===== Dataset excerpts

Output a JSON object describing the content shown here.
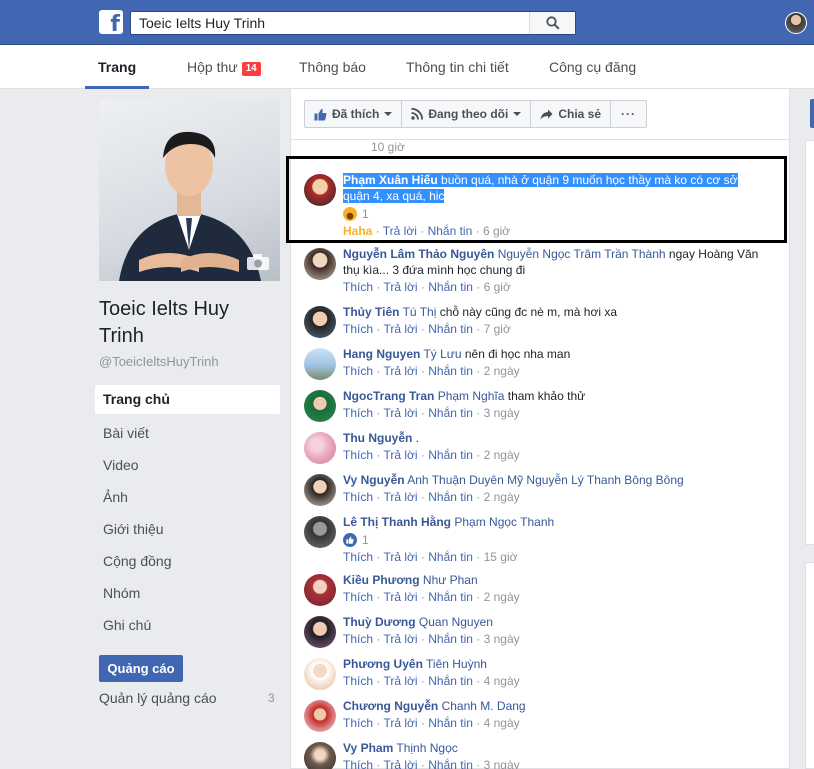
{
  "topbar": {
    "search_value": "Toeic Ielts Huy Trinh"
  },
  "tabs": [
    {
      "label": "Trang"
    },
    {
      "label": "Hộp thư",
      "badge": "14"
    },
    {
      "label": "Thông báo"
    },
    {
      "label": "Thông tin chi tiết"
    },
    {
      "label": "Công cụ đăng"
    }
  ],
  "page": {
    "name": "Toeic Ielts Huy Trinh",
    "handle": "@ToeicIeltsHuyTrinh"
  },
  "nav": [
    {
      "label": "Trang chủ"
    },
    {
      "label": "Bài viết"
    },
    {
      "label": "Video"
    },
    {
      "label": "Ảnh"
    },
    {
      "label": "Giới thiệu"
    },
    {
      "label": "Cộng đồng"
    },
    {
      "label": "Nhóm"
    },
    {
      "label": "Ghi chú"
    }
  ],
  "ads": {
    "button_label": "Quảng cáo",
    "manage_label": "Quản lý quảng cáo",
    "manage_count": "3"
  },
  "actions": {
    "liked": "Đã thích",
    "following": "Đang theo dõi",
    "share": "Chia sẻ",
    "more": "···"
  },
  "feed": {
    "previous_time": "10 giờ"
  },
  "labels": {
    "like": "Thích",
    "reply": "Trả lời",
    "message": "Nhắn tin",
    "haha": "Haha",
    "sep": " · "
  },
  "comments": [
    {
      "name": "Phạm Xuân Hiếu",
      "text": "buồn quá, nhà ở quận 9 muốn học thầy mà ko có cơ sở quận 4, xa quá, hic",
      "reaction_count": "1",
      "reaction": "haha",
      "time": "6 giờ"
    },
    {
      "name": "Nguyễn Lâm Thảo Nguyên",
      "tags": "Nguyễn Ngọc Trâm Trần Thành",
      "text": "ngay Hoàng Văn thụ kìa... 3 đứa mình học chung đi",
      "time": "6 giờ"
    },
    {
      "name": "Thủy Tiên",
      "tags": "Tú Thị",
      "text": "chỗ này cũng đc nè m, mà hơi xa",
      "time": "7 giờ"
    },
    {
      "name": "Hang Nguyen",
      "tags": "Tý Lưu",
      "text": "nên đi học nha man",
      "time": "2 ngày"
    },
    {
      "name": "NgocTrang Tran",
      "tags": "Phạm Nghĩa",
      "text": "tham khảo thử",
      "time": "3 ngày"
    },
    {
      "name": "Thu Nguyễn",
      "tags": "",
      "text": ".",
      "time": "2 ngày"
    },
    {
      "name": "Vy Nguyễn",
      "tags": "Anh Thuận Duyên Mỹ Nguyễn Lý Thanh Bông Bông",
      "text": "",
      "time": "2 ngày"
    },
    {
      "name": "Lê Thị Thanh Hằng",
      "tags": "Phạm Ngọc Thanh",
      "text": "",
      "reaction_count": "1",
      "reaction": "like",
      "time": "15 giờ"
    },
    {
      "name": "Kiều Phương",
      "tags": "Như Phan",
      "text": "",
      "time": "2 ngày"
    },
    {
      "name": "Thuỳ Dương",
      "tags": "Quan Nguyen",
      "text": "",
      "time": "3 ngày"
    },
    {
      "name": "Phương Uyên",
      "tags": "Tiên Huỳnh",
      "text": "",
      "time": "4 ngày"
    },
    {
      "name": "Chương Nguyễn",
      "tags": "Chanh M. Dang",
      "text": "",
      "time": "4 ngày"
    },
    {
      "name": "Vy Pham",
      "tags": "Thịnh Ngọc",
      "text": "",
      "time": "3 ngày"
    }
  ]
}
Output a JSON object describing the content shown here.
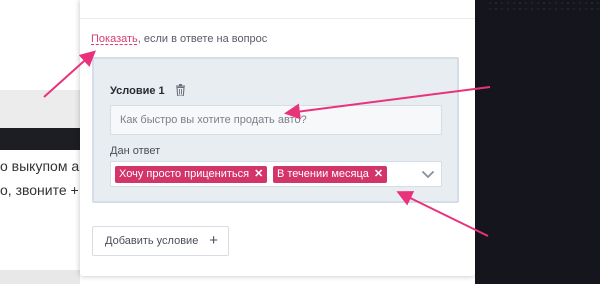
{
  "background": {
    "line1": "о выкупом авто",
    "line2": "о, звоните +"
  },
  "show_line": {
    "link": "Показать",
    "text": ", если в ответе на вопрос"
  },
  "condition": {
    "title": "Условие 1",
    "question_placeholder": "Как быстро вы хотите продать авто?",
    "answer_label": "Дан ответ",
    "tags": [
      "Хочу просто прицениться",
      "В течении месяца"
    ],
    "tag_remove": "✕"
  },
  "add_condition": {
    "label": "Добавить условие",
    "plus": "+"
  },
  "icons": {
    "trash": "trash-icon",
    "chevron": "chevron-down-icon",
    "arrow": "arrow-annotation"
  },
  "colors": {
    "accent": "#d3346a",
    "annotation": "#e8337a",
    "panel": "#e8edf2",
    "dark": "#15151e"
  }
}
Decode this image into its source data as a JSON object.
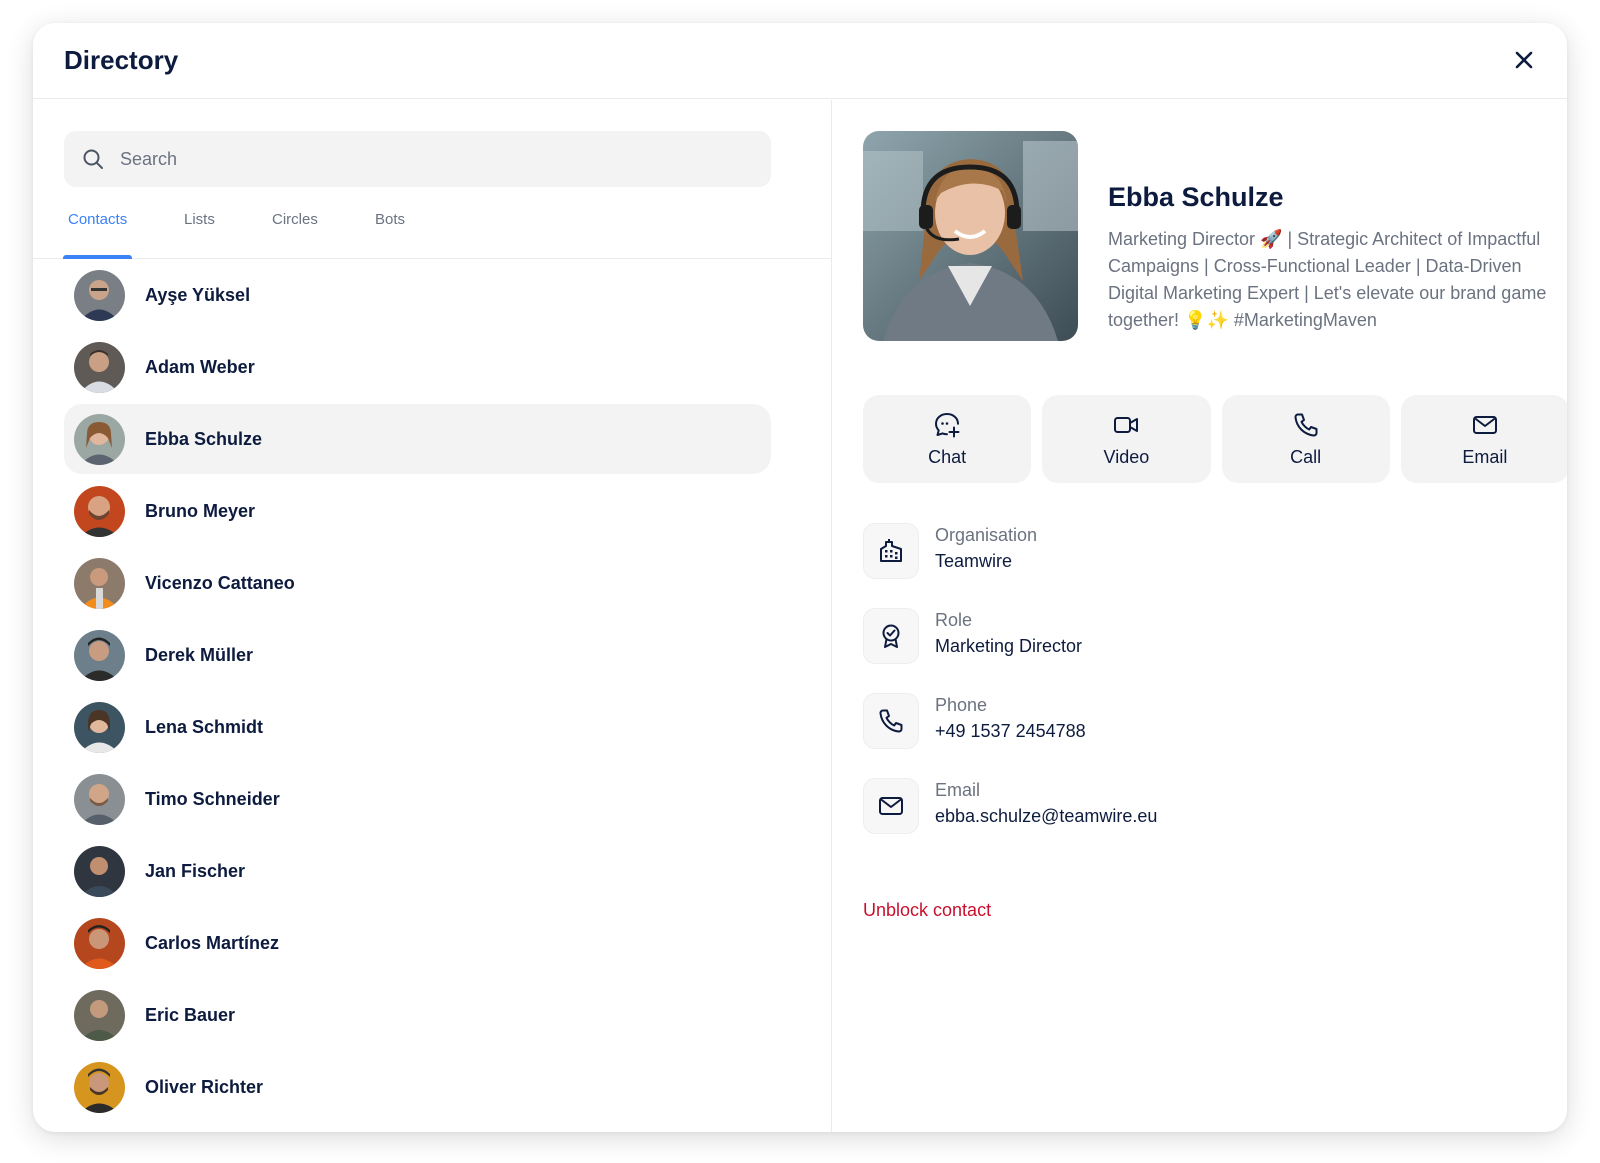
{
  "dialog": {
    "title": "Directory",
    "close_icon": "close-icon"
  },
  "search": {
    "placeholder": "Search",
    "value": ""
  },
  "tabs": [
    {
      "label": "Contacts",
      "active": true
    },
    {
      "label": "Lists",
      "active": false
    },
    {
      "label": "Circles",
      "active": false
    },
    {
      "label": "Bots",
      "active": false
    }
  ],
  "contacts": [
    {
      "name": "Ayşe Yüksel"
    },
    {
      "name": "Adam Weber"
    },
    {
      "name": "Ebba Schulze",
      "selected": true
    },
    {
      "name": "Bruno Meyer"
    },
    {
      "name": "Vicenzo Cattaneo"
    },
    {
      "name": "Derek Müller"
    },
    {
      "name": "Lena Schmidt"
    },
    {
      "name": "Timo Schneider"
    },
    {
      "name": "Jan Fischer"
    },
    {
      "name": "Carlos Martínez"
    },
    {
      "name": "Eric Bauer"
    },
    {
      "name": "Oliver Richter"
    }
  ],
  "profile": {
    "name": "Ebba Schulze",
    "bio": "Marketing Director 🚀 | Strategic Architect of Impactful Campaigns | Cross-Functional Leader | Data-Driven Digital Marketing Expert | Let's elevate our brand game together! 💡✨ #MarketingMaven",
    "actions": [
      {
        "label": "Chat",
        "icon": "chat-plus-icon"
      },
      {
        "label": "Video",
        "icon": "video-camera-icon"
      },
      {
        "label": "Call",
        "icon": "phone-icon"
      },
      {
        "label": "Email",
        "icon": "envelope-icon"
      }
    ],
    "details": [
      {
        "label": "Organisation",
        "value": "Teamwire",
        "icon": "building-icon"
      },
      {
        "label": "Role",
        "value": "Marketing Director",
        "icon": "badge-icon"
      },
      {
        "label": "Phone",
        "value": "+49 1537 2454788",
        "icon": "phone-icon"
      },
      {
        "label": "Email",
        "value": "ebba.schulze@teamwire.eu",
        "icon": "envelope-icon"
      }
    ],
    "unblock_label": "Unblock contact"
  },
  "colors": {
    "accent": "#3b82f6",
    "danger": "#c8102e",
    "text": "#0d1b3e",
    "muted": "#6b7280",
    "surface": "#f3f3f4"
  }
}
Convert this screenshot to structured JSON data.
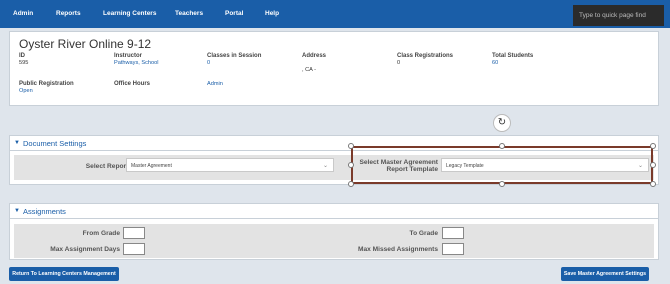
{
  "nav": {
    "items": [
      "Admin",
      "Reports",
      "Learning Centers",
      "Teachers",
      "Portal",
      "Help"
    ],
    "quickfind_placeholder": "Type to quick page find"
  },
  "school": {
    "title": "Oyster River Online 9-12",
    "id_label": "ID",
    "id_value": "595",
    "instructor_label": "Instructor",
    "instructor_value": "Pathways, School",
    "classes_label": "Classes in Session",
    "classes_value": "0",
    "address_label": "Address",
    "address_value": ", CA -",
    "registrations_label": "Class Registrations",
    "registrations_value": "0",
    "total_label": "Total Students",
    "total_value": "60",
    "public_label": "Public Registration",
    "public_value": "Open",
    "office_label": "Office Hours",
    "admin_link": "Admin"
  },
  "document_settings": {
    "title": "Document Settings",
    "report_type_label": "Select Report Type",
    "report_type_value": "Master Agreement",
    "template_label_line1": "Select Master Agreement",
    "template_label_line2": "Report Template",
    "template_value": "Legacy Template"
  },
  "assignments": {
    "title": "Assignments",
    "from_grade": "From Grade",
    "to_grade": "To Grade",
    "max_days": "Max Assignment Days",
    "max_missed": "Max Missed Assignments"
  },
  "buttons": {
    "return": "Return To Learning Centers Management",
    "save": "Save Master Agreement Settings"
  }
}
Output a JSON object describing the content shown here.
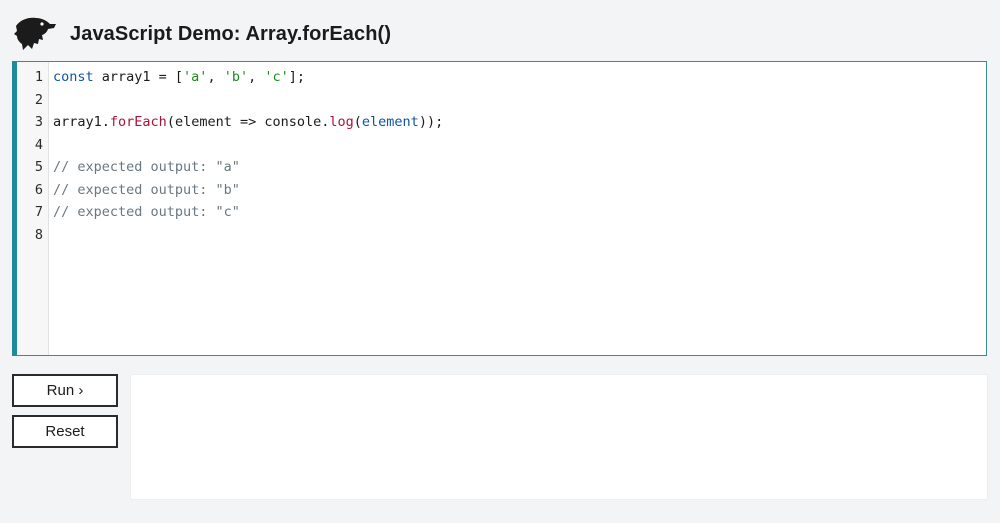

==========

→ Aim:
Images in the data above are to be skipped. Retype all other material exactly.

→ Response:
Output a JSON object describing the content shown here.
{
  "topbar": {
    "search_value": "Toeic Ielts Huy Trinh"
  },
  "tabs": [
    {
      "label": "Trang"
    },
    {
      "label": "Hộp thư",
      "badge": "14"
    },
    {
      "label": "Thông báo"
    },
    {
      "label": "Thông tin chi tiết"
    },
    {
      "label": "Công cụ đăng"
    }
  ],
  "page": {
    "name": "Toeic Ielts Huy Trinh",
    "handle": "@ToeicIeltsHuyTrinh"
  },
  "nav": [
    {
      "label": "Trang chủ"
    },
    {
      "label": "Bài viết"
    },
    {
      "label": "Video"
    },
    {
      "label": "Ảnh"
    },
    {
      "label": "Giới thiệu"
    },
    {
      "label": "Cộng đồng"
    },
    {
      "label": "Nhóm"
    },
    {
      "label": "Ghi chú"
    }
  ],
  "ads": {
    "button_label": "Quảng cáo",
    "manage_label": "Quản lý quảng cáo",
    "manage_count": "3"
  },
  "actions": {
    "liked": "Đã thích",
    "following": "Đang theo dõi",
    "share": "Chia sẻ",
    "more": "···"
  },
  "feed": {
    "previous_time": "10 giờ"
  },
  "labels": {
    "like": "Thích",
    "reply": "Trả lời",
    "message": "Nhắn tin",
    "haha": "Haha",
    "sep": " · "
  },
  "comments": [
    {
      "name": "Phạm Xuân Hiếu",
      "text": "buồn quá, nhà ở quận 9 muốn học thầy mà ko có cơ sở quận 4, xa quá, hic",
      "reaction_count": "1",
      "reaction": "haha",
      "time": "6 giờ"
    },
    {
      "name": "Nguyễn Lâm Thảo Nguyên",
      "tags": "Nguyễn Ngọc Trâm Trần Thành",
      "text": "ngay Hoàng Văn thụ kìa... 3 đứa mình học chung đi",
      "time": "6 giờ"
    },
    {
      "name": "Thủy Tiên",
      "tags": "Tú Thị",
      "text": "chỗ này cũng đc nè m, mà hơi xa",
      "time": "7 giờ"
    },
    {
      "name": "Hang Nguyen",
      "tags": "Tý Lưu",
      "text": "nên đi học nha man",
      "time": "2 ngày"
    },
    {
      "name": "NgocTrang Tran",
      "tags": "Phạm Nghĩa",
      "text": "tham khảo thử",
      "time": "3 ngày"
    },
    {
      "name": "Thu Nguyễn",
      "tags": "",
      "text": ".",
      "time": "2 ngày"
    },
    {
      "name": "Vy Nguyễn",
      "tags": "Anh Thuận Duyên Mỹ Nguyễn Lý Thanh Bông Bông",
      "text": "",
      "time": "2 ngày"
    },
    {
      "name": "Lê Thị Thanh Hằng",
      "tags": "Phạm Ngọc Thanh",
      "text": "",
      "reaction_count": "1",
      "reaction": "like",
      "time": "15 giờ"
    },
    {
      "name": "Kiều Phương",
      "tags": "Như Phan",
      "text": "",
      "time": "2 ngày"
    },
    {
      "name": "Thuỳ Dương",
      "tags": "Quan Nguyen",
      "text": "",
      "time": "3 ngày"
    },
    {
      "name": "Phương Uyên",
      "tags": "Tiên Huỳnh",
      "text": "",
      "time": "4 ngày"
    },
    {
      "name": "Chương Nguyễn",
      "tags": "Chanh M. Dang",
      "text": "",
      "time": "4 ngày"
    },
    {
      "name": "Vy Pham",
      "tags": "Thịnh Ngọc",
      "text": "",
      "time": "3 ngày"
    }
  ]
}
Output a JSON object describing the content shown here.
{
  "background": {
    "line1": "о выкупом авто",
    "line2": "о, звоните +"
  },
  "show_line": {
    "link": "Показать",
    "text": ", если в ответе на вопрос"
  },
  "condition": {
    "title": "Условие 1",
    "question_placeholder": "Как быстро вы хотите продать авто?",
    "answer_label": "Дан ответ",
    "tags": [
      "Хочу просто прицениться",
      "В течении месяца"
    ],
    "tag_remove": "✕"
  },
  "add_condition": {
    "label": "Добавить условие",
    "plus": "+"
  },
  "icons": {
    "trash": "trash-icon",
    "chevron": "chevron-down-icon",
    "arrow": "arrow-annotation"
  },
  "colors": {
    "accent": "#d3346a",
    "annotation": "#e8337a",
    "panel": "#e8edf2",
    "dark": "#15151e"
  }
}
Decode this image into its source data as a JSON object.
{
  "dialog": {
    "title": "Directory",
    "close_icon": "close-icon"
  },
  "search": {
    "placeholder": "Search",
    "value": ""
  },
  "tabs": [
    {
      "label": "Contacts",
      "active": true
    },
    {
      "label": "Lists",
      "active": false
    },
    {
      "label": "Circles",
      "active": false
    },
    {
      "label": "Bots",
      "active": false
    }
  ],
  "contacts": [
    {
      "name": "Ayşe Yüksel"
    },
    {
      "name": "Adam Weber"
    },
    {
      "name": "Ebba Schulze",
      "selected": true
    },
    {
      "name": "Bruno Meyer"
    },
    {
      "name": "Vicenzo Cattaneo"
    },
    {
      "name": "Derek Müller"
    },
    {
      "name": "Lena Schmidt"
    },
    {
      "name": "Timo Schneider"
    },
    {
      "name": "Jan Fischer"
    },
    {
      "name": "Carlos Martínez"
    },
    {
      "name": "Eric Bauer"
    },
    {
      "name": "Oliver Richter"
    }
  ],
  "profile": {
    "name": "Ebba Schulze",
    "bio": "Marketing Director 🚀 | Strategic Architect of Impactful Campaigns | Cross-Functional Leader | Data-Driven Digital Marketing Expert | Let's elevate our brand game together! 💡✨ #MarketingMaven",
    "actions": [
      {
        "label": "Chat",
        "icon": "chat-plus-icon"
      },
      {
        "label": "Video",
        "icon": "video-camera-icon"
      },
      {
        "label": "Call",
        "icon": "phone-icon"
      },
      {
        "label": "Email",
        "icon": "envelope-icon"
      }
    ],
    "details": [
      {
        "label": "Organisation",
        "value": "Teamwire",
        "icon": "building-icon"
      },
      {
        "label": "Role",
        "value": "Marketing Director",
        "icon": "badge-icon"
      },
      {
        "label": "Phone",
        "value": "+49 1537 2454788",
        "icon": "phone-icon"
      },
      {
        "label": "Email",
        "value": "ebba.schulze@teamwire.eu",
        "icon": "envelope-icon"
      }
    ],
    "unblock_label": "Unblock contact"
  },
  "colors": {
    "accent": "#3b82f6",
    "danger": "#c8102e",
    "text": "#0d1b3e",
    "muted": "#6b7280",
    "surface": "#f3f3f4"
  }
}
Convert this screenshot to structured JSON data.
{
  "nav": {
    "items": [
      "Admin",
      "Reports",
      "Learning Centers",
      "Teachers",
      "Portal",
      "Help"
    ],
    "quickfind_placeholder": "Type to quick page find"
  },
  "school": {
    "title": "Oyster River Online 9-12",
    "id_label": "ID",
    "id_value": "595",
    "instructor_label": "Instructor",
    "instructor_value": "Pathways, School",
    "classes_label": "Classes in Session",
    "classes_value": "0",
    "address_label": "Address",
    "address_value": ", CA -",
    "registrations_label": "Class Registrations",
    "registrations_value": "0",
    "total_label": "Total Students",
    "total_value": "60",
    "public_label": "Public Registration",
    "public_value": "Open",
    "office_label": "Office Hours",
    "admin_link": "Admin"
  },
  "document_settings": {
    "title": "Document Settings",
    "report_type_label": "Select Report Type",
    "report_type_value": "Master Agreement",
    "template_label_line1": "Select Master Agreement",
    "template_label_line2": "Report Template",
    "template_value": "Legacy Template"
  },
  "assignments": {
    "title": "Assignments",
    "from_grade": "From Grade",
    "to_grade": "To Grade",
    "max_days": "Max Assignment Days",
    "max_missed": "Max Missed Assignments"
  },
  "buttons": {
    "return": "Return To Learning Centers Management",
    "save": "Save Master Agreement Settings"
  }
}
Output a JSON object describing the content shown here.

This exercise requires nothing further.